Directive A: In the listing, write out as a numbered list the part that opens with the line containing "edge-char: 可 bbox=[0, 372, 17, 391]" and closes with the line containing "signature-line bbox=[32, 980, 500, 1013]", skipping any blank lines.

Passage given:
--- Begin ---
[Ns-developers] some ns-3 documentation proposals

Tom Henderson tomh at tomh.org
Wed Jan 2 22:53:34 PST 2008


Mathieu, a few more responses below:

Mathieu Lacage wrote:
> hi tom,
> 
> I spent a while looking at your doxygen source and experimented a bit
> locally. Comments below.
> 
> On Sun, 2007-12-30 at 21:32 -0800, Tom Henderson wrote:
> 
>> As I see it, the pros for using Doxygen for everything include:
>> - everything is hyperlinked together, internally consistent
>> - documentation is stored with the source code
>> - the web output looks really nice; Doxygen shines at this.
>> - it does handle hyperlinks and images nicely
>>
>> You can see from the above link that I created two "Related Pages" with 
>> Doxygen's subpaging facility, to handle the tutorial and a second 
>> (proposed) HOWTOs document, separately from the core modules.
>>
>> As for the ns-3 manual, it seems that the Doxygen way to handle this is 
>> to make each "chapter" a separate module, and to organize the modules 
>> with a file that serves as an outline for all of these modules.  I 
>> created this file as doc/modules, and you can see how the present module 
>> documentation could be organized by selecting the Modules tab.  This 
>> seems a reasonable approach to building a manual for web browsing at 
>> least; more on the PDF below.
> 
> One of the problems with this approach (and with doxygen in general) is
> that it is impossible to specify the order in which the groups are going
> to appear in the final latex output. i.e., if the 'wifi tutorial' is
> parsed before the 'tutorial introduction', it will be output first. 
> 
> Another problem with doxygen is that the latex output cannot contain any
> chapter beyond the predefined chapters. i.e., the 'pages' and 'groups'
> you define are converted to sections within the two 'Related Pages' and
> 'Groups' chapters which is most likely not what you want in a serious
> manual.
> 
> So, I don't see many options here if you really care about good-looking
> pdf output:
>   - use the doxygen xml output to generate ourselves our own latex
> output with a small python script. This is not especially hard but it
> will take some work
>   - a potentially simpler approach would be to use the perlmod output of
> doxygen to generate our own latex.
--- End ---
Available records:
--- Begin ---
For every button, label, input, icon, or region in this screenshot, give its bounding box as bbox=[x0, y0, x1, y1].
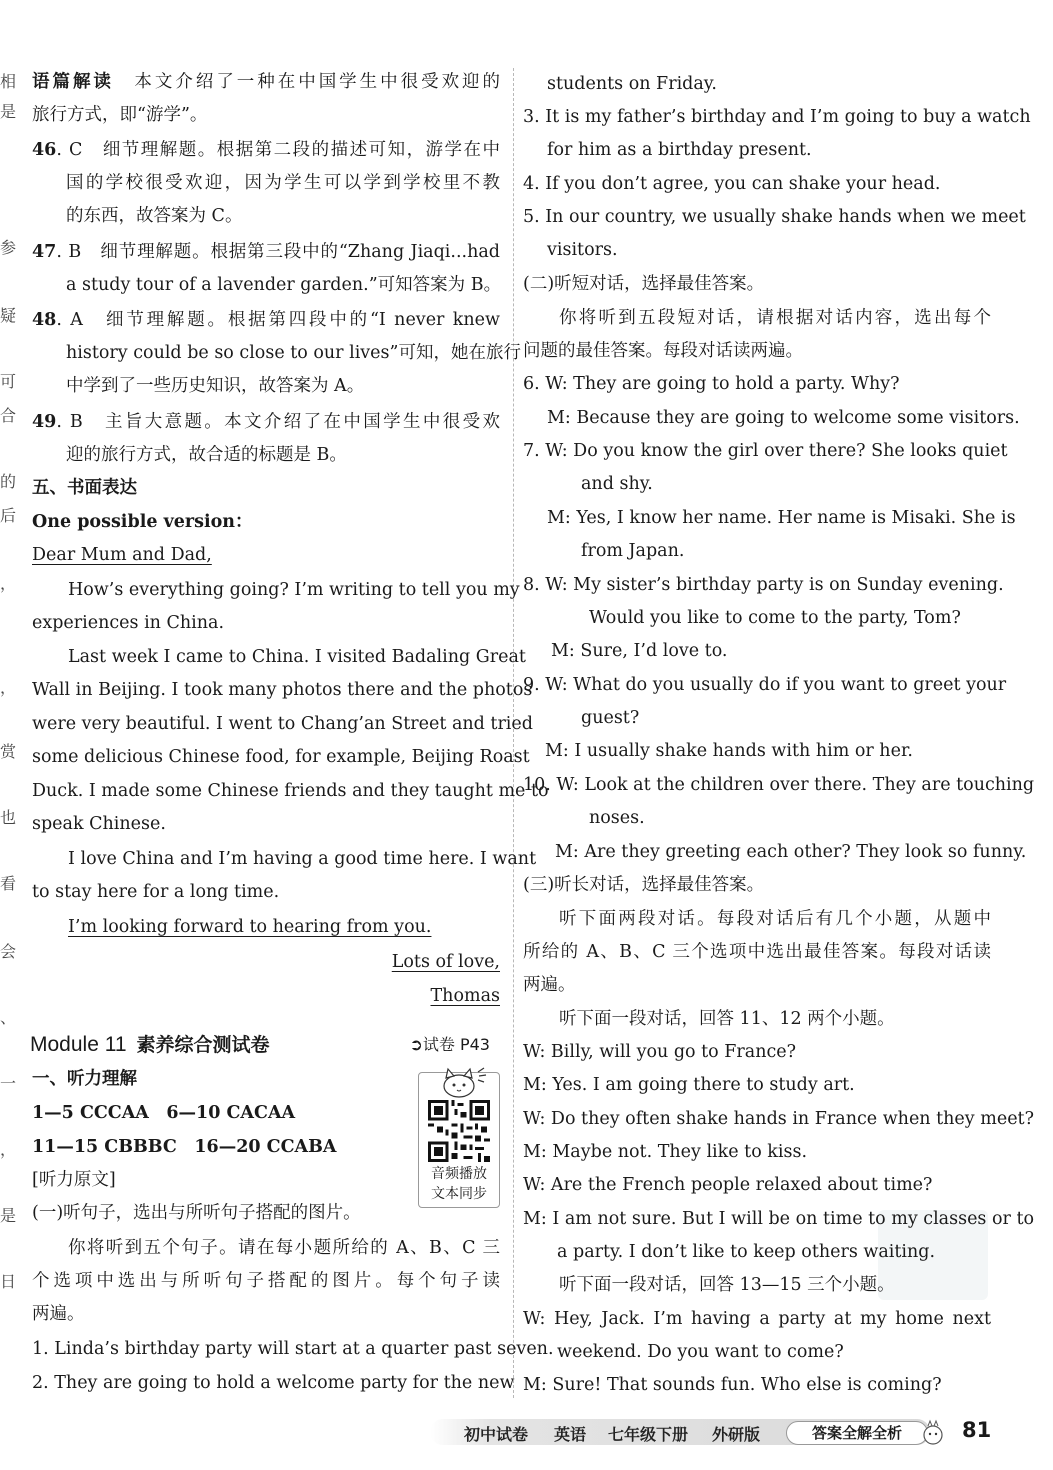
edge-char: 可 bbox=[0, 372, 17, 391]
answer-text: . C 细节理解题。根据第二段的描述可知，游学在中 bbox=[56, 140, 500, 160]
letter-line: speak Chinese. bbox=[32, 814, 166, 834]
edge-char: 是 bbox=[0, 1206, 17, 1225]
letter-signature: Thomas bbox=[430, 986, 500, 1006]
edge-char: 、 bbox=[0, 1008, 17, 1027]
footer-grade: 七年级下册 bbox=[608, 1425, 689, 1444]
sentence-3-cont: for him as a birthday present. bbox=[547, 140, 812, 160]
dialogue-7-w: 7. W: Do you know the girl over there? She looks quiet bbox=[523, 441, 1008, 461]
signature-line bbox=[32, 980, 500, 1013]
dialogue-10-m: M: Are they greeting each other? They look so funny. bbox=[555, 842, 1027, 862]
conversation-line: M: Sure! That sounds fun. Who else is coming? bbox=[523, 1375, 942, 1395]
paper-reference: ➲试卷 P43 bbox=[409, 1035, 490, 1054]
instruction-line: 你将听到五个句子。请在每小题所给的 A、B、C 三 bbox=[68, 1238, 500, 1258]
edge-char: ， bbox=[0, 574, 17, 593]
instruction-line: 两遍。 bbox=[32, 1304, 85, 1324]
answer-text: . B 细节理解题。根据第三段中的“Zhang Jiaqi...had bbox=[56, 242, 500, 262]
edge-char: 看 bbox=[0, 874, 17, 893]
dialogue-line: noses. bbox=[589, 808, 645, 828]
qr-caption bbox=[424, 1164, 494, 1204]
page-number: 81 bbox=[962, 1418, 992, 1442]
conversation-line: M: Maybe not. They like to kiss. bbox=[523, 1142, 808, 1162]
letter-line: to stay here for a long time. bbox=[32, 882, 280, 902]
answer-line: 国的学校很受欢迎，因为学生可以学到学校里不教 bbox=[66, 173, 500, 193]
intro-text: 本文介绍了一种在中国学生中很受欢迎的 bbox=[134, 72, 501, 92]
instruction-line: 听下面两段对话。每段对话后有几个小题，从题中 bbox=[559, 909, 991, 929]
letter-line: Wall in Beijing. I took many photos there and the photos bbox=[32, 680, 533, 700]
edge-char: ， bbox=[0, 1140, 17, 1159]
part-heading: (二)听短对话，选择最佳答案。 bbox=[523, 274, 765, 294]
edge-char: 一 bbox=[0, 1074, 17, 1093]
answer-49 bbox=[32, 406, 500, 439]
intro-line: 旅行方式，即“游学”。 bbox=[32, 105, 208, 125]
question-number: 48 bbox=[32, 310, 57, 330]
dialogue-line: guest? bbox=[581, 708, 640, 728]
instruction-line: 个选项中选出与所听句子搭配的图片。每个句子读 bbox=[32, 1271, 500, 1291]
edge-char: 疑 bbox=[0, 306, 17, 325]
dialogue-9-w: 9. W: What do you usually do if you want to greet your bbox=[523, 675, 1007, 695]
dialogue-7-m: M: Yes, I know her name. Her name is Misaki. She is bbox=[547, 508, 1016, 528]
instruction-line: 问题的最佳答案。每段对话读两遍。 bbox=[523, 341, 803, 361]
sentence-3: 3. It is my father’s birthday and I’m going to buy a watch bbox=[523, 107, 1031, 127]
mascot-icon bbox=[920, 1418, 946, 1446]
conversation-line: a party. I don’t like to keep others waiting. bbox=[557, 1242, 936, 1262]
footer-edition: 外研版 bbox=[712, 1425, 761, 1444]
part-heading: (一)听句子，选出与所听句子搭配的图片。 bbox=[32, 1203, 361, 1223]
intro-line bbox=[32, 66, 500, 99]
qr-caption-line: 音频播放 bbox=[431, 1166, 487, 1182]
dialogue-8-m: M: Sure, I’d love to. bbox=[551, 641, 728, 661]
module-heading bbox=[30, 1028, 498, 1062]
letter-line: Duck. I made some Chinese friends and they taught me to bbox=[32, 781, 549, 801]
edge-char: 也 bbox=[0, 808, 17, 827]
dialogue-10-w: 10. W: Look at the children over there. They are touching bbox=[523, 775, 1035, 795]
version-label: One possible version： bbox=[32, 512, 253, 532]
answer-line: 的东西，故答案为 C。 bbox=[66, 206, 243, 226]
instruction-line: 你将听到五段短对话，请根据对话内容，选出每个 bbox=[559, 308, 991, 328]
letter-line: I love China and I’m having a good time here. I want bbox=[68, 849, 537, 869]
answer-47 bbox=[32, 236, 500, 269]
question-number: 49 bbox=[32, 412, 57, 432]
footer-answer-label: 答案全解全析 bbox=[786, 1421, 928, 1445]
letter-line: were very beautiful. I went to Chang’an Street and tried bbox=[32, 714, 533, 734]
cat-mascot-icon bbox=[434, 1066, 488, 1100]
dialogue-line: from Japan. bbox=[581, 541, 685, 561]
edge-char: 合 bbox=[0, 406, 17, 425]
conversation-line: M: Yes. I am going there to study art. bbox=[523, 1075, 855, 1095]
answer-text: . B 主旨大意题。本文介绍了在中国学生中很受欢 bbox=[56, 412, 500, 432]
instruction-line: 所给的 A、B、C 三个选项中选出最佳答案。每段对话读 bbox=[523, 942, 991, 962]
conversation-line: W: Hey, Jack. I’m having a party at my home next bbox=[523, 1309, 991, 1329]
letter-line: Last week I came to China. I visited Badaling Great bbox=[68, 647, 526, 667]
greeting-line bbox=[32, 539, 500, 572]
sentence-4: 4. If you don’t agree, you can shake your head. bbox=[523, 174, 941, 194]
sentence-5-cont: visitors. bbox=[547, 240, 618, 260]
letter-line: How’s everything going? I’m writing to tell you my bbox=[68, 580, 520, 600]
dialogue-line: Would you like to come to the party, Tom? bbox=[589, 608, 961, 628]
edge-char: 赏 bbox=[0, 742, 17, 761]
dialogue-line: and shy. bbox=[581, 474, 653, 494]
sentence-2-cont: students on Friday. bbox=[547, 74, 717, 94]
edge-fragments bbox=[0, 60, 17, 1400]
edge-char: 相 bbox=[0, 72, 17, 91]
module-number: Module 11 bbox=[30, 1033, 127, 1056]
answer-line: 迎的旅行方式，故合适的标题是 B。 bbox=[66, 445, 347, 465]
page-footer bbox=[430, 1416, 1040, 1446]
qr-code-icon[interactable] bbox=[428, 1100, 490, 1162]
sentence-1: 1. Linda’s birthday party will start at a quarter past seven. bbox=[32, 1339, 554, 1359]
edge-char: 日 bbox=[0, 1272, 17, 1291]
section-heading: 五、书面表达 bbox=[32, 478, 137, 498]
footer-series: 初中试卷 bbox=[464, 1425, 529, 1444]
question-number: 47 bbox=[32, 242, 57, 262]
edge-char: 是 bbox=[0, 102, 17, 121]
conversation-line: W: Are the French people relaxed about time? bbox=[523, 1175, 933, 1195]
listening-script-label: [听力原文] bbox=[32, 1170, 116, 1190]
letter-signoff: Lots of love, bbox=[391, 952, 500, 972]
conversation-line: W: Do they often shake hands in France when they meet? bbox=[523, 1109, 1034, 1129]
letter-closing: I’m looking forward to hearing from you. bbox=[68, 917, 432, 937]
dialogue-6-m: M: Because they are going to welcome some visitors. bbox=[547, 408, 1020, 428]
conversation-line: weekend. Do you want to come? bbox=[557, 1342, 844, 1362]
letter-line: some delicious Chinese food, for example, Beijing Roast bbox=[32, 747, 530, 767]
conversation-line: M: I am not sure. But I will be on time to my classes or to bbox=[523, 1209, 1035, 1229]
instruction-line: 听下面一段对话，回答 13—15 三个小题。 bbox=[559, 1275, 895, 1295]
part-heading: (三)听长对话，选择最佳答案。 bbox=[523, 875, 765, 895]
letter-line: experiences in China. bbox=[32, 613, 225, 633]
section-heading: 一、听力理解 bbox=[32, 1069, 137, 1089]
answer-line: 中学到了一些历史知识，故答案为 A。 bbox=[66, 376, 365, 396]
edge-char: 的 bbox=[0, 472, 17, 491]
closing-line bbox=[32, 911, 500, 944]
conversation-line: W: Billy, will you go to France? bbox=[523, 1042, 797, 1062]
sentence-2: 2. They are going to hold a welcome party for the new bbox=[32, 1373, 515, 1393]
intro-label: 语篇解读 bbox=[32, 72, 114, 92]
instruction-line: 听下面一段对话，回答 11、12 两个小题。 bbox=[559, 1009, 895, 1029]
answer-46 bbox=[32, 134, 500, 167]
answer-text: . A 细节理解题。根据第四段中的“I never knew bbox=[56, 310, 500, 330]
edge-char: 参 bbox=[0, 238, 17, 257]
dialogue-9-m: M: I usually shake hands with him or her. bbox=[545, 741, 913, 761]
sentence-5: 5. In our country, we usually shake hands when we meet bbox=[523, 207, 1026, 227]
question-number: 46 bbox=[32, 140, 57, 160]
edge-char: 后 bbox=[0, 506, 17, 525]
dialogue-6-w: 6. W: They are going to hold a party. Why? bbox=[523, 374, 900, 394]
qr-caption-line: 文本同步 bbox=[431, 1186, 487, 1202]
answer-48 bbox=[32, 304, 500, 337]
answer-line: history could be so close to our lives”可知，她在旅行 bbox=[66, 343, 521, 363]
answer-line: a study tour of a lavender garden.”可知答案为 B。 bbox=[66, 275, 502, 295]
letter-greeting: Dear Mum and Dad, bbox=[32, 545, 212, 565]
dialogue-8-w: 8. W: My sister’s birthday party is on Sunday evening. bbox=[523, 575, 1004, 595]
edge-char: ， bbox=[0, 678, 17, 697]
answer-key-line: 11—15 CBBBC 16—20 CCABA bbox=[32, 1137, 337, 1157]
edge-char: 会 bbox=[0, 942, 17, 961]
instruction-line: 两遍。 bbox=[523, 975, 576, 995]
module-title: 素养综合测试卷 bbox=[136, 1034, 270, 1056]
footer-subject: 英语 bbox=[554, 1425, 587, 1444]
signoff-line bbox=[32, 946, 500, 979]
answer-key-line: 1—5 CCCAA 6—10 CACAA bbox=[32, 1103, 296, 1123]
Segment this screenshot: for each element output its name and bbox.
--- End ---
Directive B: In the post about ns-3 documentation proposals, what file did Tom Henderson create to serve as an outline for the modules?

Full solution A:
1. edge-char: 可 bbox=[0, 372, 17, 391]
2. answer-text: . C 细节理解题。根据第二段的描述可知，游学在中 bbox=[56, 140, 500, 160]
3. letter-line: speak Chinese. bbox=[32, 814, 166, 834]
4. edge-char: 是 bbox=[0, 1206, 17, 1225]
5. letter-signature: Thomas bbox=[430, 986, 500, 1006]
6. edge-char: 、 bbox=[0, 1008, 17, 1027]
7. footer-grade: 七年级下册 bbox=[608, 1425, 689, 1444]
8. sentence-3-cont: for him as a birthday present. bbox=[547, 140, 812, 160]
9. dialogue-7-w: 7. W: Do you know the girl over there? She looks quiet bbox=[523, 441, 1008, 461]
10. signature-line bbox=[32, 980, 500, 1013]

Full solution B: doc/modules